_TASK TO CARRY OUT_
The entries below are to be written out again without alteration.

⟨

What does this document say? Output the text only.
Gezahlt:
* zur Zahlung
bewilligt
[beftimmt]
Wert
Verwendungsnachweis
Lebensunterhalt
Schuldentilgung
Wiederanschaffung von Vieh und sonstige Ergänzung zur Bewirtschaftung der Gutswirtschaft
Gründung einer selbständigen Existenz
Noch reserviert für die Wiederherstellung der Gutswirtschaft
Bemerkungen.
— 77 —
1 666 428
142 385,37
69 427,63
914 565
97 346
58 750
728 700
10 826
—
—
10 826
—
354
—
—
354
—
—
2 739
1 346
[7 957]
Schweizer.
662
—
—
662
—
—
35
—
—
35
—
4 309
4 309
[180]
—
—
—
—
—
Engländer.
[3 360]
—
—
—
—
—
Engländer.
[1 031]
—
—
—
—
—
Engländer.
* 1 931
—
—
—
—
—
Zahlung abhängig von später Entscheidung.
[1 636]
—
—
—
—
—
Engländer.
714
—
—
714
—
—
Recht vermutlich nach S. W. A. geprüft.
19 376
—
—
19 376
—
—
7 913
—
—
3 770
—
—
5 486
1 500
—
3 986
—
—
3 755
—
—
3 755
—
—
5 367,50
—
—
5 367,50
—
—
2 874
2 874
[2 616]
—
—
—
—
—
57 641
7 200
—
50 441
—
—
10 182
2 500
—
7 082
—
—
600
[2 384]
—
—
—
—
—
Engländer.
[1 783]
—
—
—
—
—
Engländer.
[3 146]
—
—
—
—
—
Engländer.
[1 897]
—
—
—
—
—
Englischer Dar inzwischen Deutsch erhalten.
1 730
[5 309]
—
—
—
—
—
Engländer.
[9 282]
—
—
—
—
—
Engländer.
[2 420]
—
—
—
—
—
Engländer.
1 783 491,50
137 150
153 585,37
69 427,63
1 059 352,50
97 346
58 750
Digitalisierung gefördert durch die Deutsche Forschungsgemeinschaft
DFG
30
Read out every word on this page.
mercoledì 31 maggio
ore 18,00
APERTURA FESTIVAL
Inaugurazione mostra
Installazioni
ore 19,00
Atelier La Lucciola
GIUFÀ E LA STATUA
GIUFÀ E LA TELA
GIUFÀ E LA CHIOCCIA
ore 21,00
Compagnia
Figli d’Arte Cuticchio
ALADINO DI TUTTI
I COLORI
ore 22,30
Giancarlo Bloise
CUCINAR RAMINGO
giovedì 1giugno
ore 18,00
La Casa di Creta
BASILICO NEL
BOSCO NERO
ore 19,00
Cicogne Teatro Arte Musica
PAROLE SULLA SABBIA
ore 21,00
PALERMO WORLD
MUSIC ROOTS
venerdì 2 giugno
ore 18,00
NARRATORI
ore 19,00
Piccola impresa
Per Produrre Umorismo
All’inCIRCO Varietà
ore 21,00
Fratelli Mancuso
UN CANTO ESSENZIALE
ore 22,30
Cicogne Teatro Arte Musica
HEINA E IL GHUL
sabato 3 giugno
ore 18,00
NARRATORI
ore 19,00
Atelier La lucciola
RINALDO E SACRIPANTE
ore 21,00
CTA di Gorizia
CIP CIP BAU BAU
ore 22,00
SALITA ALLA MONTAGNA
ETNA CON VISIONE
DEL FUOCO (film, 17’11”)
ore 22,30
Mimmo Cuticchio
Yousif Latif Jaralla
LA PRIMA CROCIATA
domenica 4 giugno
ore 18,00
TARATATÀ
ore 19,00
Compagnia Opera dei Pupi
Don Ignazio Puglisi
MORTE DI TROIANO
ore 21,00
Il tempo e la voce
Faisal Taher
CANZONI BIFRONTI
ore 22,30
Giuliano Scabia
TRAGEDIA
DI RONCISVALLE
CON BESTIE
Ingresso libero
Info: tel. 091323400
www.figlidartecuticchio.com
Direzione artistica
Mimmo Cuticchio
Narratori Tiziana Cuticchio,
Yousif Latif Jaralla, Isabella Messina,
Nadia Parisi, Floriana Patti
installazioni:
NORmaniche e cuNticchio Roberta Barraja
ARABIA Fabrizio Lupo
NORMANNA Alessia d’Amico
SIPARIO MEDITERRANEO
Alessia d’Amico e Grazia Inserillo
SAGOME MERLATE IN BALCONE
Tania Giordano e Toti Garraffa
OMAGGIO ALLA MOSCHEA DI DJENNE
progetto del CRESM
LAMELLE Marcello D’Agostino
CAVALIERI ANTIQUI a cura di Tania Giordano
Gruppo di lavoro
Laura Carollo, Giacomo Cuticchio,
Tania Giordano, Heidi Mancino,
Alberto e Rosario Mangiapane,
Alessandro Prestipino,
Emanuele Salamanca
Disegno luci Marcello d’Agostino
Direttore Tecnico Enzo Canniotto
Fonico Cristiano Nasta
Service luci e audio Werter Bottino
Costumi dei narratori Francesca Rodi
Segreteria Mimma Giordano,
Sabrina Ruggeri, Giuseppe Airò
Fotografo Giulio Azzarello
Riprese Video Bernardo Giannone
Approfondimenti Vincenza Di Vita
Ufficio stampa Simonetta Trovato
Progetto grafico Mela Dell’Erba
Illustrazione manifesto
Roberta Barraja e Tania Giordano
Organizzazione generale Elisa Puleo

⟩

_SOLUTION FOR THIS EXERCISE_
What does this document say? Output the text only.
Gezahlt:
* zur Zahlung
bewilligt
[beftimmt]
Wert
Verwendungsnachweis
Lebensunterhalt
Schuldentilgung
Wiederanschaffung von Vieh und sonstige Ergänzung zur Bewirtschaftung der Gutswirtschaft
Gründung einer selbständigen Existenz
Noch reserviert für die Wiederherstellung der Gutswirtschaft
Bemerkungen.
— 77 —
1 666 428
142 385,37
69 427,63
914 565
97 346
58 750
728 700
10 826
—
—
10 826
—
354
—
—
354
—
—
2 739
1 346
[7 957]
Schweizer.
662
—
—
662
—
—
35
—
—
35
—
4 309
4 309
[180]
—
—
—
—
—
Engländer.
[3 360]
—
—
—
—
—
Engländer.
[1 031]
—
—
—
—
—
Engländer.
* 1 931
—
—
—
—
—
Zahlung abhängig von später Entscheidung.
[1 636]
—
—
—
—
—
Engländer.
714
—
—
714
—
—
Recht vermutlich nach S. W. A. geprüft.
19 376
—
—
19 376
—
—
7 913
—
—
3 770
—
—
5 486
1 500
—
3 986
—
—
3 755
—
—
3 755
—
—
5 367,50
—
—
5 367,50
—
—
2 874
2 874
[2 616]
—
—
—
—
—
57 641
7 200
—
50 441
—
—
10 182
2 500
—
7 082
—
—
600
[2 384]
—
—
—
—
—
Engländer.
[1 783]
—
—
—
—
—
Engländer.
[3 146]
—
—
—
—
—
Engländer.
[1 897]
—
—
—
—
—
Englischer Dar inzwischen Deutsch erhalten.
1 730
[5 309]
—
—
—
—
—
Engländer.
[9 282]
—
—
—
—
—
Engländer.
[2 420]
—
—
—
—
—
Engländer.
1 783 491,50
137 150
153 585,37
69 427,63
1 059 352,50
97 346
58 750
Digitalisierung gefördert durch die Deutsche Forschungsgemeinschaft
DFG
30
Read out every word on this page.
mercoledì 31 maggio
ore 18,00
APERTURA FESTIVAL
Inaugurazione mostra
Installazioni
ore 19,00
Atelier La Lucciola
GIUFÀ E LA STATUA
GIUFÀ E LA TELA
GIUFÀ E LA CHIOCCIA
ore 21,00
Compagnia
Figli d’Arte Cuticchio
ALADINO DI TUTTI
I COLORI
ore 22,30
Giancarlo Bloise
CUCINAR RAMINGO
giovedì 1giugno
ore 18,00
La Casa di Creta
BASILICO NEL
BOSCO NERO
ore 19,00
Cicogne Teatro Arte Musica
PAROLE SULLA SABBIA
ore 21,00
PALERMO WORLD
MUSIC ROOTS
venerdì 2 giugno
ore 18,00
NARRATORI
ore 19,00
Piccola impresa
Per Produrre Umorismo
All’inCIRCO Varietà
ore 21,00
Fratelli Mancuso
UN CANTO ESSENZIALE
ore 22,30
Cicogne Teatro Arte Musica
HEINA E IL GHUL
sabato 3 giugno
ore 18,00
NARRATORI
ore 19,00
Atelier La lucciola
RINALDO E SACRIPANTE
ore 21,00
CTA di Gorizia
CIP CIP BAU BAU
ore 22,00
SALITA ALLA MONTAGNA
ETNA CON VISIONE
DEL FUOCO (film, 17’11”)
ore 22,30
Mimmo Cuticchio
Yousif Latif Jaralla
LA PRIMA CROCIATA
domenica 4 giugno
ore 18,00
TARATATÀ
ore 19,00
Compagnia Opera dei Pupi
Don Ignazio Puglisi
MORTE DI TROIANO
ore 21,00
Il tempo e la voce
Faisal Taher
CANZONI BIFRONTI
ore 22,30
Giuliano Scabia
TRAGEDIA
DI RONCISVALLE
CON BESTIE
Ingresso libero
Info: tel. 091323400
www.figlidartecuticchio.com
Direzione artistica
Mimmo Cuticchio
Narratori Tiziana Cuticchio,
Yousif Latif Jaralla, Isabella Messina,
Nadia Parisi, Floriana Patti
installazioni:
NORmaniche e cuNticchio Roberta Barraja
ARABIA Fabrizio Lupo
NORMANNA Alessia d’Amico
SIPARIO MEDITERRANEO
Alessia d’Amico e Grazia Inserillo
SAGOME MERLATE IN BALCONE
Tania Giordano e Toti Garraffa
OMAGGIO ALLA MOSCHEA DI DJENNE
progetto del CRESM
LAMELLE Marcello D’Agostino
CAVALIERI ANTIQUI a cura di Tania Giordano
Gruppo di lavoro
Laura Carollo, Giacomo Cuticchio,
Tania Giordano, Heidi Mancino,
Alberto e Rosario Mangiapane,
Alessandro Prestipino,
Emanuele Salamanca
Disegno luci Marcello d’Agostino
Direttore Tecnico Enzo Canniotto
Fonico Cristiano Nasta
Service luci e audio Werter Bottino
Costumi dei narratori Francesca Rodi
Segreteria Mimma Giordano,
Sabrina Ruggeri, Giuseppe Airò
Fotografo Giulio Azzarello
Riprese Video Bernardo Giannone
Approfondimenti Vincenza Di Vita
Ufficio stampa Simonetta Trovato
Progetto grafico Mela Dell’Erba
Illustrazione manifesto
Roberta Barraja e Tania Giordano
Organizzazione generale Elisa Puleo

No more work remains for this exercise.